• **Brief 1**
According to the conversion thread below, what gearbox would Woodsmith use in the four-wheeler to provide variable selection and reverse?
• **Brief 2**
Reproduce word for word everything in the conversion thread from "Ideal car would" down to "speed freeway capable?".

• **Document text**

# Ideal vehicle for conversion



## Buckster (Nov 4, 2009)

When I joined here the other day I was pretty sure I would see a trend for particular vehicles pointing to the ideal but I'm much more confused now with the myriad of choices, I thought the Fiero may be a good choice but can see that it will be problematic if I want lots of range which requires lots of batteries, I would also like to try direct drive with no gearbox but can see problems with reverse, certainly with a DC set up. On the other hand the build pages have given me some real insight into what is possible. Ideally I think a front engine rear drive donor makes the most sense as a first build but a spaceframe kit car of some sort set up for mid engine would be the ultimate choice in the long term, choices choices.


----------



## Woodsmith (Jun 5, 2008)

Given a sensible build budget I would probably look at using one of two option types as a base vehicle.

Four wheeler: A 2+2 seat rear drive car with a motor in the tunnel driving through a small marine gearbox to give a variable selection and reverse. The final drive ratio would need to be suitabley matched to the marine gear box. The front of the car would hold most of the battery pack with the rest in the mid area where a fuel tank may have been. This may give a good weight balance.

Three wheeler: A 1+1 rear drive car with a motor bike style shaft drive to the rear wheel. A standard width front suspension assembly that is factory designed so it works. The battery pack would be under the floor with the motor under the rear seat giving direct drive with electric reverse. The body shell will be narrow to fit the seating arrangement.

However, in reality the ideal car is often the least bad budget buy that suits the immediate need and where the model has been converted by someone else before so it is known to be doable.


----------



## MJ Monterey (Aug 20, 2009)

Ideal car would depend on what do you want the car to do.

O.k. you have determined that an EV would be cool to have. Now what are your requirements for this car. Do you need to carry one, two, four or six people? Pets? Lots of groceries or just a sandwich and drink?

Is this a commuter(length of commute, recharge at work)? Only used it to run up to the store for groceries and odds and ends? Or just for cruiseing to the burger joint on Friday and Saturday nights for a malt?

In town only or high speed freeway capable?

• **Stored rows**
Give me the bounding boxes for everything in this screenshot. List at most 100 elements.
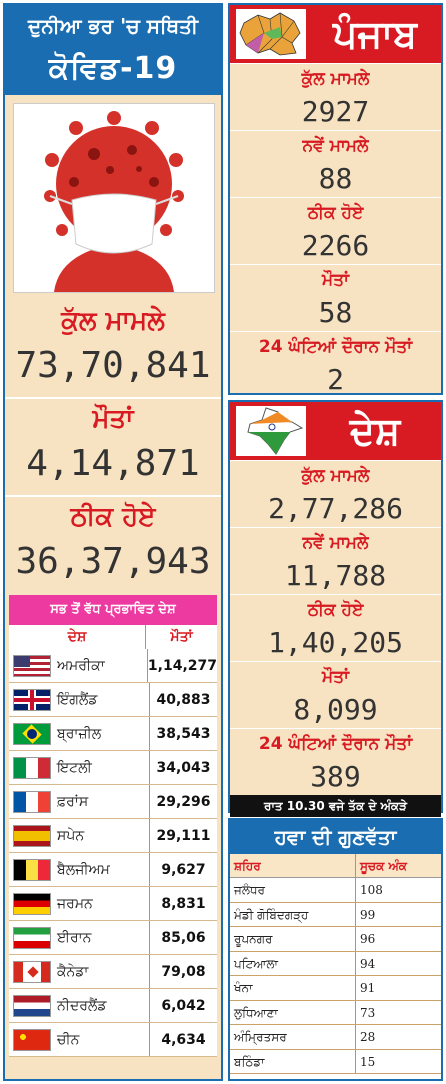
aqi-city: ਲੁਧਿਆਣਾ [230, 1000, 356, 1024]
world-deaths-section: ਮੌਤਾਂ 4,14,871 [5, 397, 221, 489]
aqi-index: 96 [360, 932, 376, 946]
aqi-row: ਜਲੰਧਰ 108 [230, 878, 441, 903]
aqi-city: ਅੰਮ੍ਰਿਤਸਰ [230, 1025, 356, 1049]
aqi-city: ਮੰਡੀ ਗੋਬਿੰਦਗੜ੍ਹ [230, 902, 356, 926]
country-deaths: 29,296 [149, 785, 217, 818]
punjab-stat-block: ਕੁੱਲ ਮਾਮਲੇ 2927 [230, 63, 441, 130]
aqi-row: ਖੰਨਾ 91 [230, 976, 441, 1001]
col-deaths-header: ਮੌਤਾਂ [145, 625, 217, 649]
data-time-note: ਰਾਤ 10.30 ਵਜੇ ਤੱਕ ਦੇ ਅੰਕੜੇ [230, 795, 441, 817]
flag-be-icon [13, 858, 51, 881]
punjab-stat-value: 2 [327, 363, 344, 396]
aqi-city: ਰੂਪਨਗਰ [230, 927, 356, 951]
world-total-section: ਕੁੱਲ ਮਾਮਲੇ 73,70,841 [5, 301, 221, 391]
country-name: ਜਰਮਨ [57, 895, 93, 912]
india-stat-label: ਨਵੇਂ ਮਾਮਲੇ [302, 533, 369, 553]
country-name: ਇਟਲੀ [57, 759, 92, 776]
world-total-label: ਕੁੱਲ ਮਾਮਲੇ [61, 306, 165, 336]
country-name: ਕੈਨੇਡਾ [57, 963, 89, 980]
india-panel: ਦੇਸ਼ ਕੁੱਲ ਮਾਮਲੇ 2,77,286 ਨਵੇਂ ਮਾਮਲੇ 11,788 ਠ… [228, 400, 443, 817]
table-row: ਇੰਗਲੈਂਡ 40,883 [9, 683, 217, 717]
india-stat-block: ਕੁੱਲ ਮਾਮਲੇ 2,77,286 [230, 460, 441, 527]
country-name: ਬ੍ਰਾਜ਼ੀਲ [57, 725, 102, 742]
col-country-header: ਦੇਸ਼ [67, 629, 87, 645]
table-row: ਈਰਾਨ 85,06 [9, 921, 217, 955]
punjab-stat-block: ਠੀਕ ਹੋਏ 2266 [230, 197, 441, 264]
country-name: ਫ਼ਰਾਂਸ [57, 793, 89, 810]
india-stat-label: ਮੌਤਾਂ [322, 667, 349, 687]
table-title: ਸਭ ਤੋਂ ਵੱਧ ਪ੍ਰਭਾਵਿਤ ਦੇਸ਼ [9, 595, 217, 625]
covid-illustration [13, 103, 215, 293]
country-name: ਈਰਾਨ [57, 929, 92, 946]
flag-de-icon [13, 892, 51, 915]
world-total-value: 73,70,841 [15, 345, 211, 386]
table-row: ਇਟਲੀ 34,043 [9, 751, 217, 785]
flag-br-icon [13, 722, 51, 745]
punjab-stat-value: 2927 [301, 95, 370, 128]
country-deaths: 85,06 [149, 921, 217, 954]
country-deaths: 1,14,277 [146, 649, 217, 682]
india-stat-value: 2,77,286 [268, 492, 403, 525]
india-stat-label: 24 ਘੰਟਿਆਂ ਦੌਰਾਨ ਮੌਤਾਂ [258, 734, 413, 754]
country-name: ਨੀਦਰਲੈਂਡ [57, 997, 107, 1014]
india-stat-value: 1,40,205 [268, 626, 403, 659]
table-row: ਬੈਲਜੀਅਮ 9,627 [9, 853, 217, 887]
flag-ir-icon [13, 926, 51, 949]
india-stat-label: ਕੁੱਲ ਮਾਮਲੇ [301, 466, 370, 486]
world-deaths-label: ਮੌਤਾਂ [92, 404, 134, 434]
flag-cn-icon [13, 1028, 51, 1051]
world-title-line1: ਦੁਨੀਆ ਭਰ 'ਚ ਸਥਿਤੀ [5, 5, 221, 47]
punjab-stat-value: 58 [318, 296, 353, 329]
country-deaths: 6,042 [149, 989, 217, 1022]
world-recovered-section: ਠੀਕ ਹੋਏ 36,37,943 [5, 495, 221, 587]
punjab-stat-label: ਠੀਕ ਹੋਏ [307, 203, 364, 223]
table-row: ਚੀਨ 4,634 [9, 1023, 217, 1057]
country-deaths: 34,043 [149, 751, 217, 784]
aqi-row: ਮੰਡੀ ਗੋਬਿੰਦਗੜ੍ਹ 99 [230, 902, 441, 927]
punjab-map-icon [236, 9, 306, 59]
india-stat-block: ਠੀਕ ਹੋਏ 1,40,205 [230, 594, 441, 661]
aqi-title: ਹਵਾ ਦੀ ਗੁਣਵੱਤਾ [230, 820, 441, 854]
country-name: ਬੈਲਜੀਅਮ [57, 861, 110, 878]
india-stat-block: 24 ਘੰਟਿਆਂ ਦੌਰਾਨ ਮੌਤਾਂ 389 [230, 728, 441, 795]
table-row: ਕੈਨੇਡਾ 79,08 [9, 955, 217, 989]
aqi-row: ਰੂਪਨਗਰ 96 [230, 927, 441, 952]
country-name: ਸਪੇਨ [57, 827, 85, 844]
flag-ca-icon [13, 960, 51, 983]
punjab-stat-block: 24 ਘੰਟਿਆਂ ਦੌਰਾਨ ਮੌਤਾਂ 2 [230, 331, 441, 398]
world-panel: ਦੁਨੀਆ ਭਰ 'ਚ ਸਥਿਤੀ ਕੋਵਿਡ-19 ਕੁੱਲ ਮਾਮਲੇ 73… [3, 3, 223, 1081]
flag-fr-icon [13, 790, 51, 813]
country-deaths: 29,111 [149, 819, 217, 852]
table-row: ਸਪੇਨ 29,111 [9, 819, 217, 853]
country-name: ਇੰਗਲੈਂਡ [57, 691, 98, 708]
affected-countries-table: ਸਭ ਤੋਂ ਵੱਧ ਪ੍ਰਭਾਵਿਤ ਦੇਸ਼ ਦੇਸ਼ ਮੌਤਾਂ ਅਮਰੀ… [9, 595, 217, 1057]
country-deaths: 4,634 [149, 1023, 217, 1056]
world-deaths-value: 4,14,871 [26, 443, 200, 484]
table-row: ਜਰਮਨ 8,831 [9, 887, 217, 921]
world-recovered-value: 36,37,943 [15, 541, 211, 582]
punjab-title: ਪੰਜਾਬ [333, 12, 417, 56]
flag-us-icon [13, 654, 51, 677]
punjab-stat-label: ਕੁੱਲ ਮਾਮਲੇ [301, 69, 370, 89]
table-row: ਬ੍ਰਾਜ਼ੀਲ 38,543 [9, 717, 217, 751]
india-stat-value: 389 [310, 760, 361, 793]
aqi-header: ਸ਼ਹਿਰ ਸੂਚਕ ਅੰਕ [230, 854, 441, 878]
india-title: ਦੇਸ਼ [349, 409, 401, 453]
india-header: ਦੇਸ਼ [230, 402, 441, 460]
aqi-index: 15 [360, 1054, 376, 1069]
punjab-header: ਪੰਜਾਬ [230, 5, 441, 63]
punjab-stat-value: 2266 [301, 229, 370, 262]
air-quality-panel: ਹਵਾ ਦੀ ਗੁਣਵੱਤਾ ਸ਼ਹਿਰ ਸੂਚਕ ਅੰਕ ਜਲੰਧਰ 108 ਮੰ… [228, 818, 443, 1081]
punjab-stat-label: ਮੌਤਾਂ [322, 270, 349, 290]
india-stat-value: 8,099 [293, 693, 378, 726]
aqi-row: ਅੰਮ੍ਰਿਤਸਰ 28 [230, 1025, 441, 1050]
flag-nl-icon [13, 994, 51, 1017]
aqi-city: ਬਠਿੰਡਾ [230, 1049, 356, 1073]
aqi-city: ਪਟਿਆਲਾ [230, 951, 356, 975]
table-row: ਫ਼ਰਾਂਸ 29,296 [9, 785, 217, 819]
india-stat-block: ਨਵੇਂ ਮਾਮਲੇ 11,788 [230, 527, 441, 594]
aqi-index: 91 [360, 981, 376, 995]
flag-it-icon [13, 756, 51, 779]
country-deaths: 38,543 [149, 717, 217, 750]
aqi-col-index: ਸੂਚਕ ਅੰਕ [360, 859, 407, 873]
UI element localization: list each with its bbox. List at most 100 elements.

• **Full solution 1**
A small marine gearbox.

• **Full solution 2**
Ideal car would depend on what do you want the car to do.

O.k. you have determined that an EV would be cool to have. Now what are your requirements for this car. Do you need to carry one, two, four or six people? Pets? Lots of groceries or just a sandwich and drink?

Is this a commuter(length of commute, recharge at work)? Only used it to run up to the store for groceries and odds and ends? Or just for cruiseing to the burger joint on Friday and Saturday nights for a malt?

In town only or high speed freeway capable?